● **Exercise task**
Quote the whole listing exactly. Leave the pictures out of your copy.

● **Listed records**
------------------------------

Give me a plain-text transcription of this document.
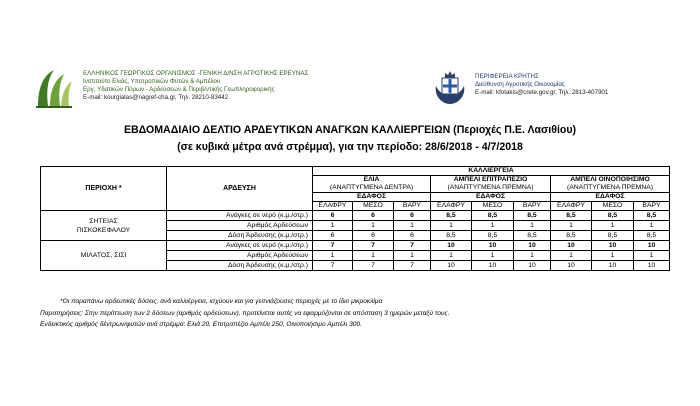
ΕΛΛΗΝΙΚΟΣ ΓΕΩΡΓΙΚΟΣ ΟΡΓΑΝΙΣΜΟΣ -ΓΕΝΙΚΗ Δ/ΝΣΗ ΑΓΡΟΤΙΚΗΣ ΕΡΕΥΝΑΣ
Ινστιτούτο Ελιάς, Υποτροπικών Φυτών & Αμπέλου
Εργ. Υδατικών Πόρων - Αρδεύσεων & Περιβ/ντικής Γεωπληροφορικής
E-mail: kourgialas@nagref-cha.gr, Τηλ. 28210-83442
ΠΕΡΙΦΕΡΕΙΑ ΚΡΗΤΗΣ
Διεύθυνση Αγροτικής Οικονομίας
E-mail: kfotakis@crete.gov.gr, Τηλ. 2813-407901
ΕΒΔΟΜΑΔΙΑΙΟ ΔΕΛΤΙΟ ΑΡΔΕΥΤΙΚΩΝ ΑΝΑΓΚΩΝ ΚΑΛΛΙΕΡΓΕΙΩΝ (Περιοχές Π.Ε. Λασιθίου)
(σε κυβικά μέτρα ανά στρέμμα), για την περίοδο: 28/6/2018 - 4/7/2018
ΠΕΡΙΟΧΗ *	ΑΡΔΕΥΣΗ	ΚΑΛΛΙΕΡΓΕΙΑ								
		ΕΛΙΑ			ΑΜΠΕΛΙ ΕΠΙΤΡΑΠΕΖΙΟ			ΑΜΠΕΛΙ ΟΙΝΟΠΟΙΗΣΙΜΟ		
		(ΑΝΑΠΤΥΓΜΕΝΑ ΔΕΝΤΡΑ)			(ΑΝΑΠΤΥΓΜΕΝΑ ΠΡΕΜΝΑ)			(ΑΝΑΠΤΥΓΜΕΝΑ ΠΡΕΜΝΑ)		
		ΕΔΑΦΟΣ			ΕΔΑΦΟΣ			ΕΔΑΦΟΣ		
		ΕΛΑΦΡΥ	ΜΕΣΟ	ΒΑΡΥ	ΕΛΑΦΡΥ	ΜΕΣΟ	ΒΑΡΥ	ΕΛΑΦΡΥ	ΜΕΣΟ	ΒΑΡΥ
ΣΗΤΕΙΑΣ
ΠΙΣΚΟΚΕΦΑΛΟΥ	Ανάγκες σε νερό (κ.μ./στρ.)	6	6	6	8,5	8,5	8,5	8,5	8,5	8,5
	Αριθμός Αρδεύσεων	1	1	1	1	1	1	1	1	1
	Δόση Άρδευσης (κ.μ./στρ.)	6	6	6	8,5	8,5	8,5	8,5	8,5	8,5
ΜΙΛΑΤΟΣ, ΣΙΣΙ	Ανάγκες σε νερό (κ.μ./στρ.)	7	7	7	10	10	10	10	10	10
	Αριθμός Αρδεύσεων	1	1	1	1	1	1	1	1	1
	Δόση Άρδευσης (κ.μ./στρ.)	7	7	7	10	10	10	10	10	10
*Οι παραπάνω αρδευτικές δόσεις, ανά καλλιέργεια, ισχύουν και για γειτνιάζουσες περιοχές με το ίδιο μικροκλίμα
Παρατηρήσεις: Στην περίπτωση των 2 δόσεων (αριθμός αρδεύσεων), προτείνεται αυτές να εφαρμόζονται σε απόσταση 3 ημερών μεταξύ τους.
Ενδεικτικός αριθμός δέντρων/φυτών ανά στρέμμα: Ελιά 20, Επιτραπέζιο Αμπέλι 250, Οινοποιήσιμο Αμπέλι 300.
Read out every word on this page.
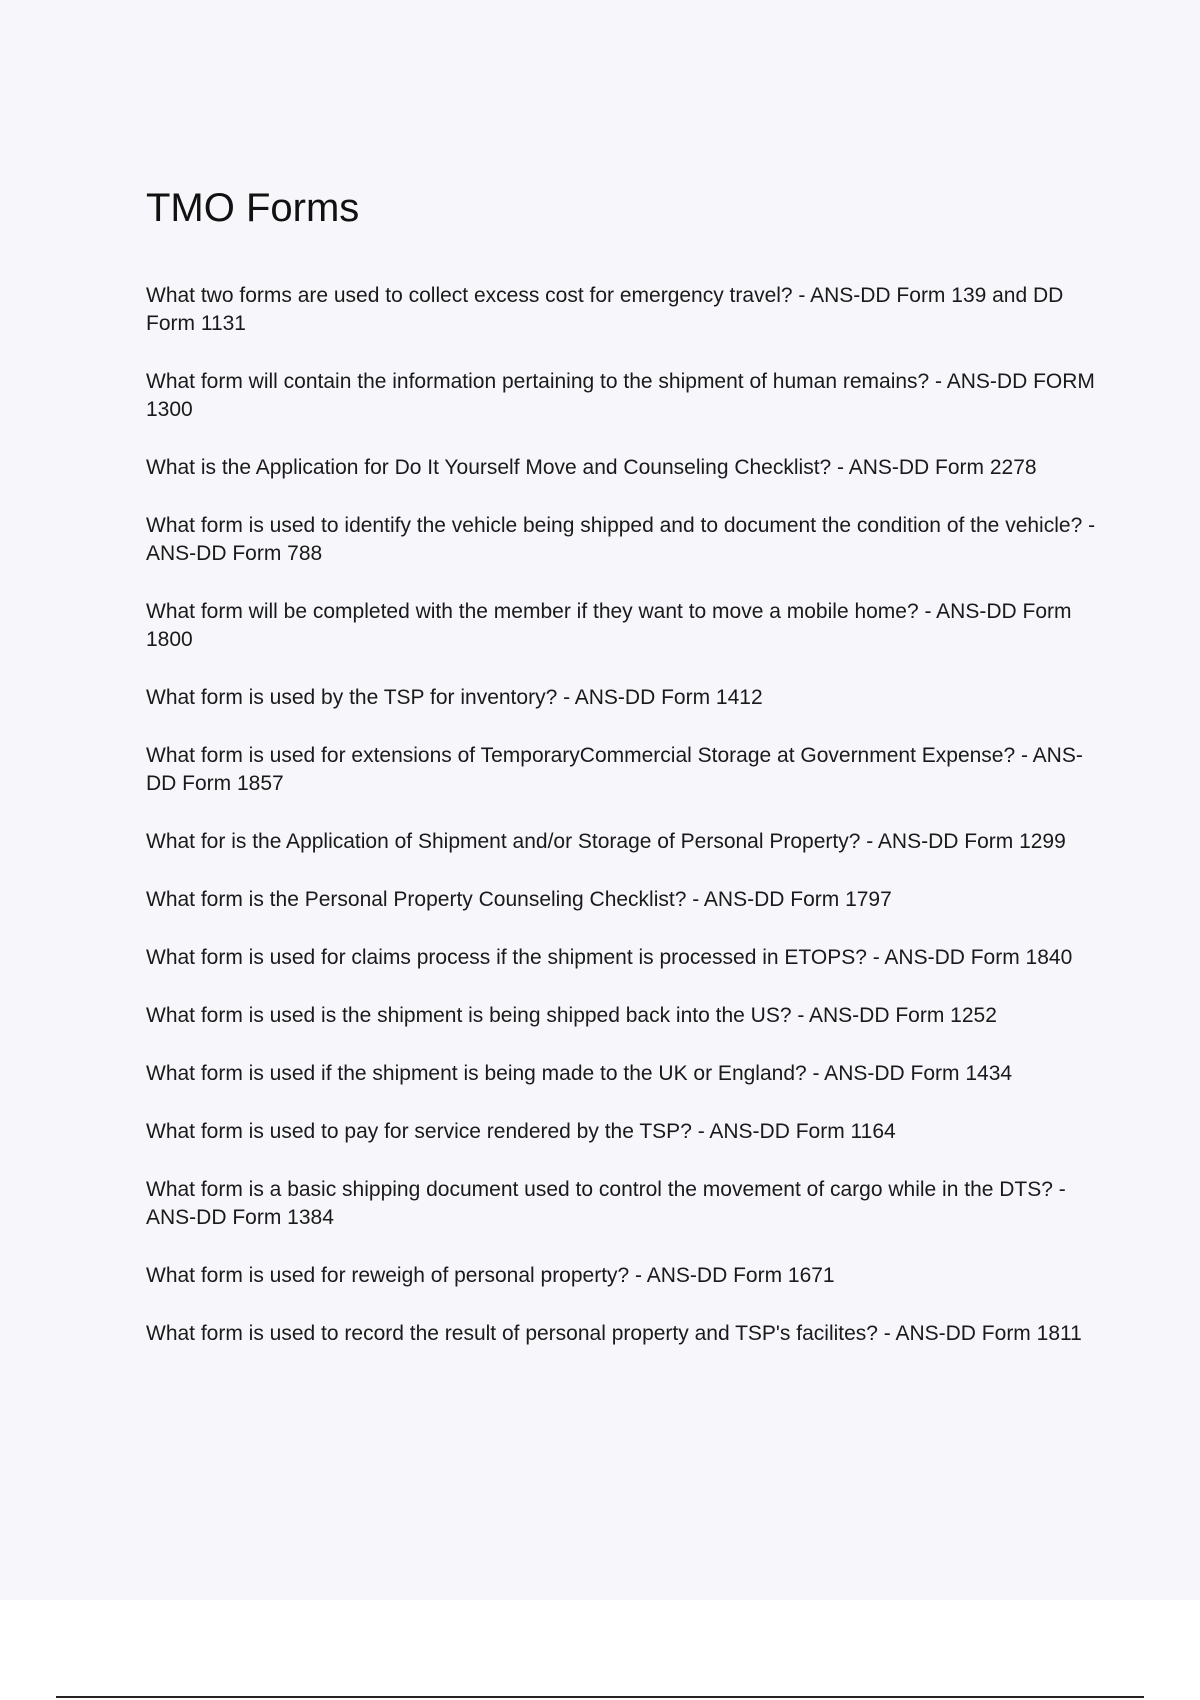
TMO Forms
What two forms are used to collect excess cost for emergency travel? - ANS-DD Form 139 and DD Form 1131
What form will contain the information pertaining to the shipment of human remains? - ANS-DD FORM 1300
What is the Application for Do It Yourself Move and Counseling Checklist? - ANS-DD Form 2278
What form is used to identify the vehicle being shipped and to document the condition of the vehicle? - ANS-DD Form 788
What form will be completed with the member if they want to move a mobile home? - ANS-DD Form 1800
What form is used by the TSP for inventory? - ANS-DD Form 1412
What form is used for extensions of TemporaryCommercial Storage at Government Expense? - ANS-DD Form 1857
What for is the Application of Shipment and/or Storage of Personal Property? - ANS-DD Form 1299
What form is the Personal Property Counseling Checklist? - ANS-DD Form 1797
What form is used for claims process if the shipment is processed in ETOPS? - ANS-DD Form 1840
What form is used is the shipment is being shipped back into the US? - ANS-DD Form 1252
What form is used if the shipment is being made to the UK or England? - ANS-DD Form 1434
What form is used to pay for service rendered by the TSP? - ANS-DD Form 1164
What form is a basic shipping document used to control the movement of cargo while in the DTS? - ANS-DD Form 1384
What form is used for reweigh of personal property? - ANS-DD Form 1671
What form is used to record the result of personal property and TSP's facilites? - ANS-DD Form 1811
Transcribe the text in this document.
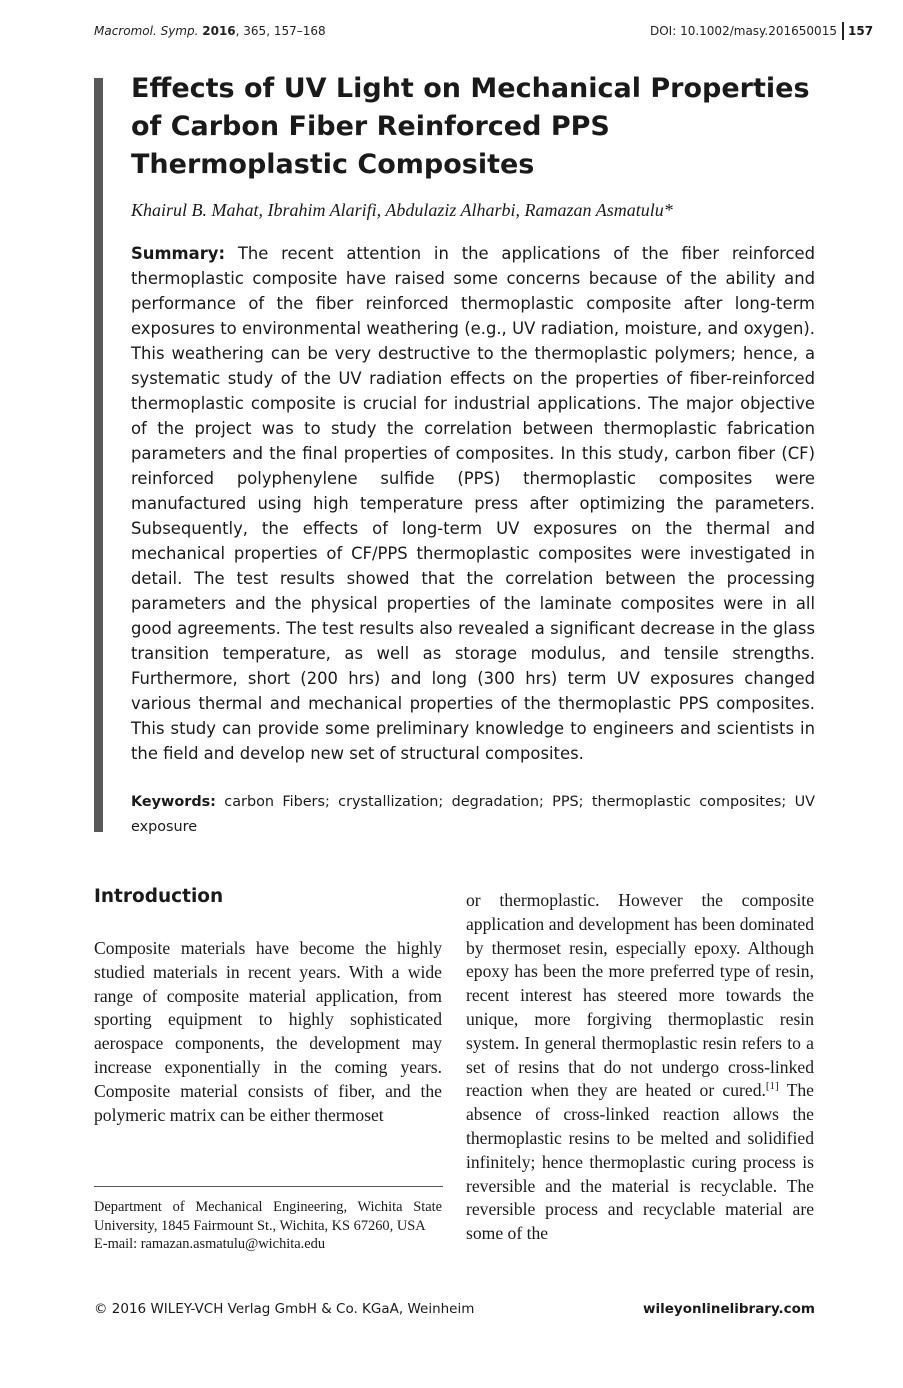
Macromol. Symp. 2016, 365, 157–168	DOI: 10.1002/masy.201650015 157
Effects of UV Light on Mechanical Properties of Carbon Fiber Reinforced PPS Thermoplastic Composites
Khairul B. Mahat, Ibrahim Alarifi, Abdulaziz Alharbi, Ramazan Asmatulu*

Summary: The recent attention in the applications of the fiber reinforced thermoplastic composite have raised some concerns because of the ability and performance of the fiber reinforced thermoplastic composite after long-term exposures to environmental weathering (e.g., UV radiation, moisture, and oxygen). This weathering can be very destructive to the thermoplastic polymers; hence, a systematic study of the UV radiation effects on the properties of fiber-reinforced thermoplastic composite is crucial for industrial applications. The major objective of the project was to study the correlation between thermoplastic fabrication parameters and the final properties of composites. In this study, carbon fiber (CF) reinforced polyphenylene sulfide (PPS) thermoplastic composites were manufactured using high temperature press after optimizing the parameters. Subsequently, the effects of long-term UV exposures on the thermal and mechanical properties of CF/PPS thermoplastic composites were investigated in detail. The test results showed that the correlation between the processing parameters and the physical properties of the laminate composites were in all good agreements. The test results also revealed a significant decrease in the glass transition temperature, as well as storage modulus, and tensile strengths. Furthermore, short (200 hrs) and long (300 hrs) term UV exposures changed various thermal and mechanical properties of the thermoplastic PPS composites. This study can provide some preliminary knowledge to engineers and scientists in the field and develop new set of structural composites.

Keywords: carbon Fibers; crystallization; degradation; PPS; thermoplastic composites; UV exposure

Introduction

Composite materials have become the highly studied materials in recent years. With a wide range of composite material application, from sporting equipment to highly sophisticated aerospace components, the development may increase exponentially in the coming years. Composite material consists of fiber, and the polymeric matrix can be either thermoset

or thermoplastic. However the composite application and development has been dominated by thermoset resin, especially epoxy. Although epoxy has been the more preferred type of resin, recent interest has steered more towards the unique, more forgiving thermoplastic resin system. In general thermoplastic resin refers to a set of resins that do not undergo cross-linked reaction when they are heated or cured.[1] The absence of cross-linked reaction allows the thermoplastic resins to be melted and solidified infinitely; hence thermoplastic curing process is reversible and the material is recyclable. The reversible process and recyclable material are some of the

Department of Mechanical Engineering, Wichita State University, 1845 Fairmount St., Wichita, KS 67260, USA
E-mail: ramazan.asmatulu@wichita.edu

© 2016 WILEY-VCH Verlag GmbH & Co. KGaA, Weinheim	wileyonlinelibrary.com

------------------------------

● **Exercise response**
Give me a plain-text transcription of this document.
ΕΛΛΗΝΙΚΟΣ ΓΕΩΡΓΙΚΟΣ ΟΡΓΑΝΙΣΜΟΣ -ΓΕΝΙΚΗ Δ/ΝΣΗ ΑΓΡΟΤΙΚΗΣ ΕΡΕΥΝΑΣ
Ινστιτούτο Ελιάς, Υποτροπικών Φυτών & Αμπέλου
Εργ. Υδατικών Πόρων - Αρδεύσεων & Περιβ/ντικής Γεωπληροφορικής
E-mail: kourgialas@nagref-cha.gr, Τηλ. 28210-83442
ΠΕΡΙΦΕΡΕΙΑ ΚΡΗΤΗΣ
Διεύθυνση Αγροτικής Οικονομίας
E-mail: kfotakis@crete.gov.gr, Τηλ. 2813-407901
ΕΒΔΟΜΑΔΙΑΙΟ ΔΕΛΤΙΟ ΑΡΔΕΥΤΙΚΩΝ ΑΝΑΓΚΩΝ ΚΑΛΛΙΕΡΓΕΙΩΝ (Περιοχές Π.Ε. Λασιθίου)
(σε κυβικά μέτρα ανά στρέμμα), για την περίοδο: 28/6/2018 - 4/7/2018
ΠΕΡΙΟΧΗ *	ΑΡΔΕΥΣΗ	ΚΑΛΛΙΕΡΓΕΙΑ								
		ΕΛΙΑ			ΑΜΠΕΛΙ ΕΠΙΤΡΑΠΕΖΙΟ			ΑΜΠΕΛΙ ΟΙΝΟΠΟΙΗΣΙΜΟ		
		(ΑΝΑΠΤΥΓΜΕΝΑ ΔΕΝΤΡΑ)			(ΑΝΑΠΤΥΓΜΕΝΑ ΠΡΕΜΝΑ)			(ΑΝΑΠΤΥΓΜΕΝΑ ΠΡΕΜΝΑ)		
		ΕΔΑΦΟΣ			ΕΔΑΦΟΣ			ΕΔΑΦΟΣ		
		ΕΛΑΦΡΥ	ΜΕΣΟ	ΒΑΡΥ	ΕΛΑΦΡΥ	ΜΕΣΟ	ΒΑΡΥ	ΕΛΑΦΡΥ	ΜΕΣΟ	ΒΑΡΥ
ΣΗΤΕΙΑΣ
ΠΙΣΚΟΚΕΦΑΛΟΥ	Ανάγκες σε νερό (κ.μ./στρ.)	6	6	6	8,5	8,5	8,5	8,5	8,5	8,5
	Αριθμός Αρδεύσεων	1	1	1	1	1	1	1	1	1
	Δόση Άρδευσης (κ.μ./στρ.)	6	6	6	8,5	8,5	8,5	8,5	8,5	8,5
ΜΙΛΑΤΟΣ, ΣΙΣΙ	Ανάγκες σε νερό (κ.μ./στρ.)	7	7	7	10	10	10	10	10	10
	Αριθμός Αρδεύσεων	1	1	1	1	1	1	1	1	1
	Δόση Άρδευσης (κ.μ./στρ.)	7	7	7	10	10	10	10	10	10
*Οι παραπάνω αρδευτικές δόσεις, ανά καλλιέργεια, ισχύουν και για γειτνιάζουσες περιοχές με το ίδιο μικροκλίμα
Παρατηρήσεις: Στην περίπτωση των 2 δόσεων (αριθμός αρδεύσεων), προτείνεται αυτές να εφαρμόζονται σε απόσταση 3 ημερών μεταξύ τους.
Ενδεικτικός αριθμός δέντρων/φυτών ανά στρέμμα: Ελιά 20, Επιτραπέζιο Αμπέλι 250, Οινοποιήσιμο Αμπέλι 300.
Read out every word on this page.
TMO Forms
What two forms are used to collect excess cost for emergency travel? - ANS-DD Form 139 and DD Form 1131
What form will contain the information pertaining to the shipment of human remains? - ANS-DD FORM 1300
What is the Application for Do It Yourself Move and Counseling Checklist? - ANS-DD Form 2278
What form is used to identify the vehicle being shipped and to document the condition of the vehicle? - ANS-DD Form 788
What form will be completed with the member if they want to move a mobile home? - ANS-DD Form 1800
What form is used by the TSP for inventory? - ANS-DD Form 1412
What form is used for extensions of TemporaryCommercial Storage at Government Expense? - ANS-DD Form 1857
What for is the Application of Shipment and/or Storage of Personal Property? - ANS-DD Form 1299
What form is the Personal Property Counseling Checklist? - ANS-DD Form 1797
What form is used for claims process if the shipment is processed in ETOPS? - ANS-DD Form 1840
What form is used is the shipment is being shipped back into the US? - ANS-DD Form 1252
What form is used if the shipment is being made to the UK or England? - ANS-DD Form 1434
What form is used to pay for service rendered by the TSP? - ANS-DD Form 1164
What form is a basic shipping document used to control the movement of cargo while in the DTS? - ANS-DD Form 1384
What form is used for reweigh of personal property? - ANS-DD Form 1671
What form is used to record the result of personal property and TSP's facilites? - ANS-DD Form 1811
Transcribe the text in this document.
Macromol. Symp. 2016, 365, 157–168	DOI: 10.1002/masy.201650015 157
Effects of UV Light on Mechanical Properties of Carbon Fiber Reinforced PPS Thermoplastic Composites
Khairul B. Mahat, Ibrahim Alarifi, Abdulaziz Alharbi, Ramazan Asmatulu*

Summary: The recent attention in the applications of the fiber reinforced thermoplastic composite have raised some concerns because of the ability and performance of the fiber reinforced thermoplastic composite after long-term exposures to environmental weathering (e.g., UV radiation, moisture, and oxygen). This weathering can be very destructive to the thermoplastic polymers; hence, a systematic study of the UV radiation effects on the properties of fiber-reinforced thermoplastic composite is crucial for industrial applications. The major objective of the project was to study the correlation between thermoplastic fabrication parameters and the final properties of composites. In this study, carbon fiber (CF) reinforced polyphenylene sulfide (PPS) thermoplastic composites were manufactured using high temperature press after optimizing the parameters. Subsequently, the effects of long-term UV exposures on the thermal and mechanical properties of CF/PPS thermoplastic composites were investigated in detail. The test results showed that the correlation between the processing parameters and the physical properties of the laminate composites were in all good agreements. The test results also revealed a significant decrease in the glass transition temperature, as well as storage modulus, and tensile strengths. Furthermore, short (200 hrs) and long (300 hrs) term UV exposures changed various thermal and mechanical properties of the thermoplastic PPS composites. This study can provide some preliminary knowledge to engineers and scientists in the field and develop new set of structural composites.

Keywords: carbon Fibers; crystallization; degradation; PPS; thermoplastic composites; UV exposure

Introduction

Composite materials have become the highly studied materials in recent years. With a wide range of composite material application, from sporting equipment to highly sophisticated aerospace components, the development may increase exponentially in the coming years. Composite material consists of fiber, and the polymeric matrix can be either thermoset

or thermoplastic. However the composite application and development has been dominated by thermoset resin, especially epoxy. Although epoxy has been the more preferred type of resin, recent interest has steered more towards the unique, more forgiving thermoplastic resin system. In general thermoplastic resin refers to a set of resins that do not undergo cross-linked reaction when they are heated or cured.[1] The absence of cross-linked reaction allows the thermoplastic resins to be melted and solidified infinitely; hence thermoplastic curing process is reversible and the material is recyclable. The reversible process and recyclable material are some of the

Department of Mechanical Engineering, Wichita State University, 1845 Fairmount St., Wichita, KS 67260, USA
E-mail: ramazan.asmatulu@wichita.edu

© 2016 WILEY-VCH Verlag GmbH & Co. KGaA, Weinheim	wileyonlinelibrary.com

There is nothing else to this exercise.